> [What the task asks]
Write out the records again, exactly, leaving none out.

○ ○ ○ ○ ○ ○ ○

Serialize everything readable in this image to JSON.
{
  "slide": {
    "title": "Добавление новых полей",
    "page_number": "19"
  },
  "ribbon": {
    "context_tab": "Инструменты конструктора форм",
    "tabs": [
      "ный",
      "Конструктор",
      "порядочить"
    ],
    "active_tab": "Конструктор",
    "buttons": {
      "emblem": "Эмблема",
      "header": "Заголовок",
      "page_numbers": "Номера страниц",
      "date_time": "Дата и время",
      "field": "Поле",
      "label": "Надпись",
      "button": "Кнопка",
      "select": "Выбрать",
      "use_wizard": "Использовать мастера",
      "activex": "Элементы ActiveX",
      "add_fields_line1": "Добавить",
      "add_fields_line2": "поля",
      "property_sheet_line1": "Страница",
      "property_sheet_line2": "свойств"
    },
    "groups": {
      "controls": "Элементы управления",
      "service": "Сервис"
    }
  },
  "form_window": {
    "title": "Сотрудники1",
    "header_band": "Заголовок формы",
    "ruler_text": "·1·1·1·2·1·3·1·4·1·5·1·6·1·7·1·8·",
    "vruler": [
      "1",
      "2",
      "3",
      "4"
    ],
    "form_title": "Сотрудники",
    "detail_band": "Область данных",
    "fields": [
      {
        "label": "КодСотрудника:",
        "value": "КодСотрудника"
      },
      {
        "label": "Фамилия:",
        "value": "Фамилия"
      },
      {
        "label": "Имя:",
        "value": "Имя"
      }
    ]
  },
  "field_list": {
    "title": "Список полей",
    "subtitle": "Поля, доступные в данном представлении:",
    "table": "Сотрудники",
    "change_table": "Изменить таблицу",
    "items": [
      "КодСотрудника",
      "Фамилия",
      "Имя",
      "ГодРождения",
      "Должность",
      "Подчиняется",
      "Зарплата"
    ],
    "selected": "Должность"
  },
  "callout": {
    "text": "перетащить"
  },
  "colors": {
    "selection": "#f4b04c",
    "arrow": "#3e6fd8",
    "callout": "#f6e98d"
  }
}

○ ○ ○ ○ ○ ○ ○

> [Solution to the exercise]
Serialize everything readable in this image to JSON.
{
  "slide": {
    "title": "Добавление новых полей",
    "page_number": "19"
  },
  "ribbon": {
    "context_tab": "Инструменты конструктора форм",
    "tabs": [
      "ный",
      "Конструктор",
      "порядочить"
    ],
    "active_tab": "Конструктор",
    "buttons": {
      "emblem": "Эмблема",
      "header": "Заголовок",
      "page_numbers": "Номера страниц",
      "date_time": "Дата и время",
      "field": "Поле",
      "label": "Надпись",
      "button": "Кнопка",
      "select": "Выбрать",
      "use_wizard": "Использовать мастера",
      "activex": "Элементы ActiveX",
      "add_fields_line1": "Добавить",
      "add_fields_line2": "поля",
      "property_sheet_line1": "Страница",
      "property_sheet_line2": "свойств"
    },
    "groups": {
      "controls": "Элементы управления",
      "service": "Сервис"
    }
  },
  "form_window": {
    "title": "Сотрудники1",
    "header_band": "Заголовок формы",
    "ruler_text": "·1·1·1·2·1·3·1·4·1·5·1·6·1·7·1·8·",
    "vruler": [
      "1",
      "2",
      "3",
      "4"
    ],
    "form_title": "Сотрудники",
    "detail_band": "Область данных",
    "fields": [
      {
        "label": "КодСотрудника:",
        "value": "КодСотрудника"
      },
      {
        "label": "Фамилия:",
        "value": "Фамилия"
      },
      {
        "label": "Имя:",
        "value": "Имя"
      }
    ]
  },
  "field_list": {
    "title": "Список полей",
    "subtitle": "Поля, доступные в данном представлении:",
    "table": "Сотрудники",
    "change_table": "Изменить таблицу",
    "items": [
      "КодСотрудника",
      "Фамилия",
      "Имя",
      "ГодРождения",
      "Должность",
      "Подчиняется",
      "Зарплата"
    ],
    "selected": "Должность"
  },
  "callout": {
    "text": "перетащить"
  },
  "colors": {
    "selection": "#f4b04c",
    "arrow": "#3e6fd8",
    "callout": "#f6e98d"
  }
}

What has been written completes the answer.